AIM OF THE TASK. All entries must be repeated exactly; do not include the pictures.

INPUT.
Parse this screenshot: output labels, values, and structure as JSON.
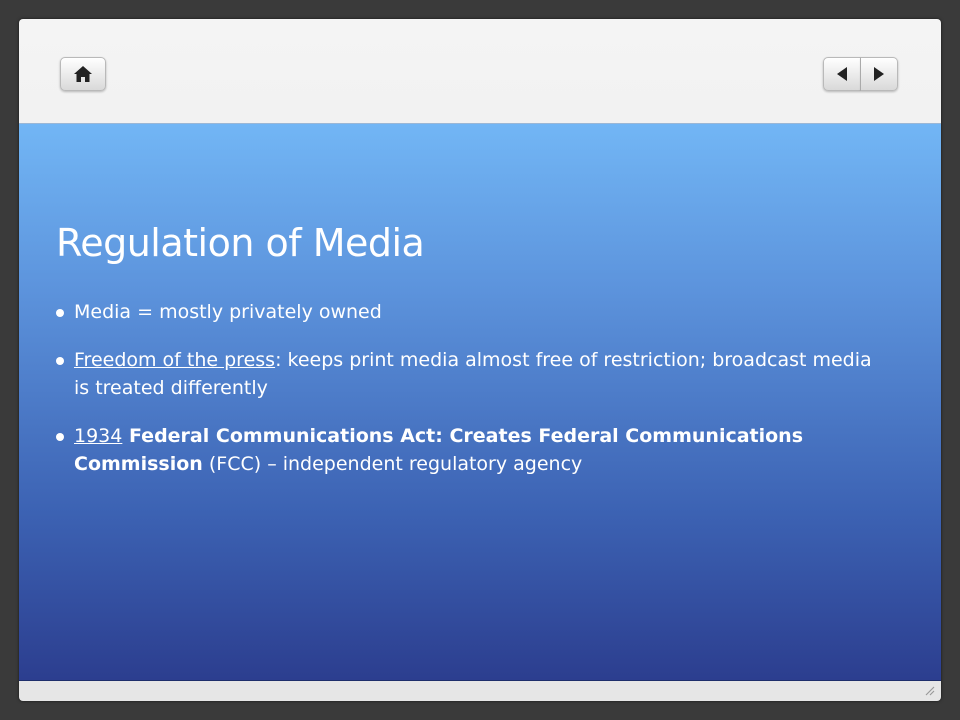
{
  "slide": {
    "title": "Regulation of Media",
    "bullets": [
      {
        "text": "Media = mostly privately owned"
      },
      {
        "underlined": "Freedom of the press",
        "text": ": keeps print media almost free of restriction; broadcast media is treated differently"
      },
      {
        "underlined": "1934",
        "bold": " Federal Communications Act: Creates Federal Communications Commission",
        "text": " (FCC) – independent regulatory agency"
      }
    ]
  },
  "nav": {
    "home_icon": "home-icon",
    "prev_icon": "triangle-left-icon",
    "next_icon": "triangle-right-icon"
  },
  "colors": {
    "slide_top": "#72b6f5",
    "slide_bottom": "#2c3e8f",
    "frame": "#efefef",
    "text": "#ffffff"
  }
}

SOLVED EXERCISE.
Parse this screenshot: output labels, values, and structure as JSON.
{
  "slide": {
    "title": "Regulation of Media",
    "bullets": [
      {
        "text": "Media = mostly privately owned"
      },
      {
        "underlined": "Freedom of the press",
        "text": ": keeps print media almost free of restriction; broadcast media is treated differently"
      },
      {
        "underlined": "1934",
        "bold": " Federal Communications Act: Creates Federal Communications Commission",
        "text": " (FCC) – independent regulatory agency"
      }
    ]
  },
  "nav": {
    "home_icon": "home-icon",
    "prev_icon": "triangle-left-icon",
    "next_icon": "triangle-right-icon"
  },
  "colors": {
    "slide_top": "#72b6f5",
    "slide_bottom": "#2c3e8f",
    "frame": "#efefef",
    "text": "#ffffff"
  }
}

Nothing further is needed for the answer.